- **TASK TO COMPLETE**: Return the count of lines with the string "company" in them, and nothing else.

- **EXCERPTED RECORDS**:
<<<<

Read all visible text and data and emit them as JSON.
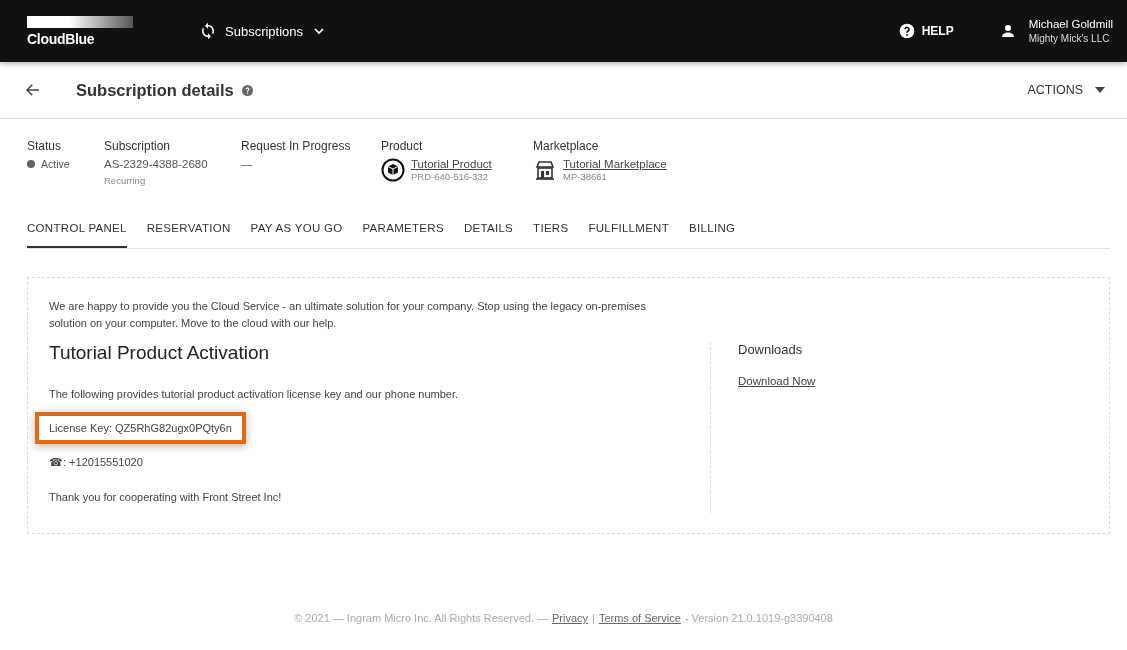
{
  "top_bar": {
    "logo": "CloudBlue",
    "module": "Subscriptions",
    "help": "HELP",
    "user": {
      "name": "Michael Goldmill",
      "company": "Mighty Mick's LLC"
    }
  },
  "header": {
    "title": "Subscription details",
    "actions": "ACTIONS"
  },
  "info": {
    "status": {
      "label": "Status",
      "value": "Active",
      "color": "#616161"
    },
    "subscription": {
      "label": "Subscription",
      "value": "AS-2329-4388-2680",
      "sub": "Recurring"
    },
    "request": {
      "label": "Request In Progress",
      "value": "—"
    },
    "product": {
      "label": "Product",
      "name": "Tutorial Product",
      "id": "PRD-640-516-332"
    },
    "marketplace": {
      "label": "Marketplace",
      "name": "Tutorial Marketplace",
      "id": "MP-38661"
    }
  },
  "tabs": [
    {
      "label": "CONTROL PANEL",
      "selected": true
    },
    {
      "label": "RESERVATION",
      "selected": false
    },
    {
      "label": "PAY AS YOU GO",
      "selected": false
    },
    {
      "label": "PARAMETERS",
      "selected": false
    },
    {
      "label": "DETAILS",
      "selected": false
    },
    {
      "label": "TIERS",
      "selected": false
    },
    {
      "label": "FULFILLMENT",
      "selected": false
    },
    {
      "label": "BILLING",
      "selected": false
    }
  ],
  "panel": {
    "intro": "We are happy to provide you the Cloud Service - an ultimate solution for your company. Stop using the legacy on-premises solution on your computer. Move to the cloud with our help.",
    "heading": "Tutorial Product Activation",
    "lines": [
      {
        "kind": "text",
        "text": "The following provides tutorial product activation license key and our phone number.",
        "highlighted": false
      },
      {
        "kind": "text",
        "text": "License Key: QZ5RhG82ugx0PQty6n",
        "highlighted": true
      },
      {
        "kind": "phone",
        "icon": "☎",
        "text": ": +12015551020",
        "highlighted": false
      },
      {
        "kind": "text",
        "text": "Thank you for cooperating with Front Street Inc!",
        "highlighted": false
      }
    ],
    "downloads": {
      "heading": "Downloads",
      "link": "Download Now"
    }
  },
  "footer": {
    "copyright": "© 2021 — Ingram Micro Inc. All Rights Reserved. —",
    "privacy": "Privacy",
    "separator": "|",
    "terms": "Terms of Service",
    "version": "- Version 21.0.1019-g3390408"
  }
}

>>>>

- **ANSWER IN FULL**: 2